◆ Exercise objective
Reproduce all records verbatim.

Source records
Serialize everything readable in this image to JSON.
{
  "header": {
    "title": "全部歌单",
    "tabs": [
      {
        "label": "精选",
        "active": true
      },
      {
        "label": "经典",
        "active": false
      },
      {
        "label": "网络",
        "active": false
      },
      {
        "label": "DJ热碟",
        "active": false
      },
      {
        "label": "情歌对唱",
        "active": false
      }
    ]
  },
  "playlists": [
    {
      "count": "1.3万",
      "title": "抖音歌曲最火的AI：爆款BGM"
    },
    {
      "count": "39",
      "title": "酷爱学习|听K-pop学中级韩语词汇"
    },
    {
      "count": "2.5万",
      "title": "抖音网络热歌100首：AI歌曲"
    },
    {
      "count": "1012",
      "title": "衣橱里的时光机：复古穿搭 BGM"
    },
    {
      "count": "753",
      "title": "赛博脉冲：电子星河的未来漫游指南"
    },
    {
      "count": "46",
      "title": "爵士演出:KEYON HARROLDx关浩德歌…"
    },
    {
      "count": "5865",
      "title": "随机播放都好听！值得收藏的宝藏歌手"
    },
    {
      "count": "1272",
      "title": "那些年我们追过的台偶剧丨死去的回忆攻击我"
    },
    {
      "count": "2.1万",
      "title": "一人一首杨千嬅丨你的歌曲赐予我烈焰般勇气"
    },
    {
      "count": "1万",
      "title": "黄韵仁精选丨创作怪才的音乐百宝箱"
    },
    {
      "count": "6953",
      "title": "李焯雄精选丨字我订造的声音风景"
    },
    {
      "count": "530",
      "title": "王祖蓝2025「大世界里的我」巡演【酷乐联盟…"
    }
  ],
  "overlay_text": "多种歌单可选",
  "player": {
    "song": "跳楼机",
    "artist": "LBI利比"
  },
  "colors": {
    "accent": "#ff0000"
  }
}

◆ Final result
Serialize everything readable in this image to JSON.
{
  "header": {
    "title": "全部歌单",
    "tabs": [
      {
        "label": "精选",
        "active": true
      },
      {
        "label": "经典",
        "active": false
      },
      {
        "label": "网络",
        "active": false
      },
      {
        "label": "DJ热碟",
        "active": false
      },
      {
        "label": "情歌对唱",
        "active": false
      }
    ]
  },
  "playlists": [
    {
      "count": "1.3万",
      "title": "抖音歌曲最火的AI：爆款BGM"
    },
    {
      "count": "39",
      "title": "酷爱学习|听K-pop学中级韩语词汇"
    },
    {
      "count": "2.5万",
      "title": "抖音网络热歌100首：AI歌曲"
    },
    {
      "count": "1012",
      "title": "衣橱里的时光机：复古穿搭 BGM"
    },
    {
      "count": "753",
      "title": "赛博脉冲：电子星河的未来漫游指南"
    },
    {
      "count": "46",
      "title": "爵士演出:KEYON HARROLDx关浩德歌…"
    },
    {
      "count": "5865",
      "title": "随机播放都好听！值得收藏的宝藏歌手"
    },
    {
      "count": "1272",
      "title": "那些年我们追过的台偶剧丨死去的回忆攻击我"
    },
    {
      "count": "2.1万",
      "title": "一人一首杨千嬅丨你的歌曲赐予我烈焰般勇气"
    },
    {
      "count": "1万",
      "title": "黄韵仁精选丨创作怪才的音乐百宝箱"
    },
    {
      "count": "6953",
      "title": "李焯雄精选丨字我订造的声音风景"
    },
    {
      "count": "530",
      "title": "王祖蓝2025「大世界里的我」巡演【酷乐联盟…"
    }
  ],
  "overlay_text": "多种歌单可选",
  "player": {
    "song": "跳楼机",
    "artist": "LBI利比"
  },
  "colors": {
    "accent": "#ff0000"
  }
}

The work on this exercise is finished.